[THE REQUEST] Every record should be written out exactly, with the pictures left out.

(Items from a dataset)
-- begin --
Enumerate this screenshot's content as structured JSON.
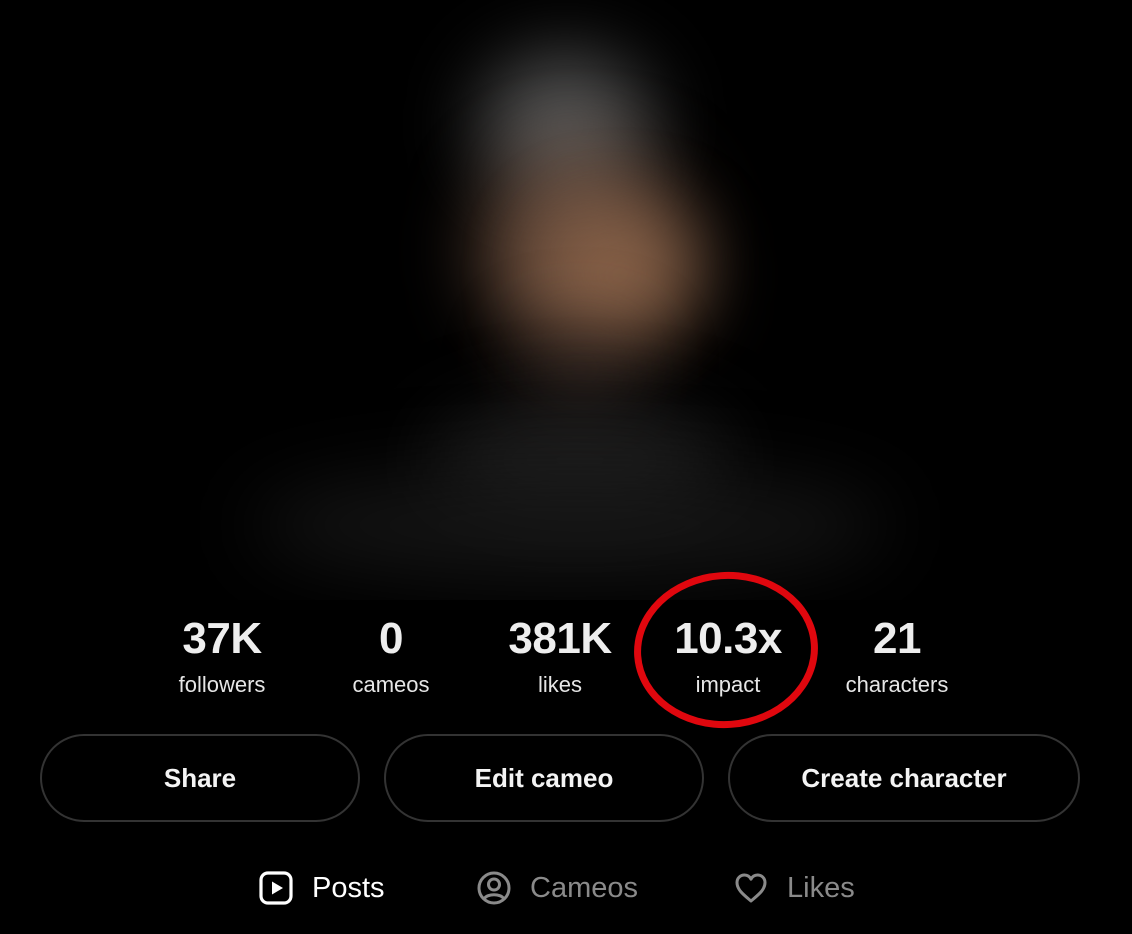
{
  "stats": [
    {
      "value": "37K",
      "label": "followers"
    },
    {
      "value": "0",
      "label": "cameos"
    },
    {
      "value": "381K",
      "label": "likes"
    },
    {
      "value": "10.3x",
      "label": "impact"
    },
    {
      "value": "21",
      "label": "characters"
    }
  ],
  "actions": {
    "share_label": "Share",
    "edit_label": "Edit cameo",
    "create_label": "Create character"
  },
  "tabs": [
    {
      "label": "Posts",
      "icon": "play-square-icon",
      "active": true
    },
    {
      "label": "Cameos",
      "icon": "user-circle-icon",
      "active": false
    },
    {
      "label": "Likes",
      "icon": "heart-icon",
      "active": false
    }
  ],
  "colors": {
    "background": "#000000",
    "highlight_ring": "#e0070e",
    "active_tab": "#ffffff",
    "inactive_tab": "#8a8a8a"
  }
}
-- end --
[RESPONSE FOR THIS EXERCISE]
Enumerate this screenshot's content as structured JSON.
{
  "stats": [
    {
      "value": "37K",
      "label": "followers"
    },
    {
      "value": "0",
      "label": "cameos"
    },
    {
      "value": "381K",
      "label": "likes"
    },
    {
      "value": "10.3x",
      "label": "impact"
    },
    {
      "value": "21",
      "label": "characters"
    }
  ],
  "actions": {
    "share_label": "Share",
    "edit_label": "Edit cameo",
    "create_label": "Create character"
  },
  "tabs": [
    {
      "label": "Posts",
      "icon": "play-square-icon",
      "active": true
    },
    {
      "label": "Cameos",
      "icon": "user-circle-icon",
      "active": false
    },
    {
      "label": "Likes",
      "icon": "heart-icon",
      "active": false
    }
  ],
  "colors": {
    "background": "#000000",
    "highlight_ring": "#e0070e",
    "active_tab": "#ffffff",
    "inactive_tab": "#8a8a8a"
  }
}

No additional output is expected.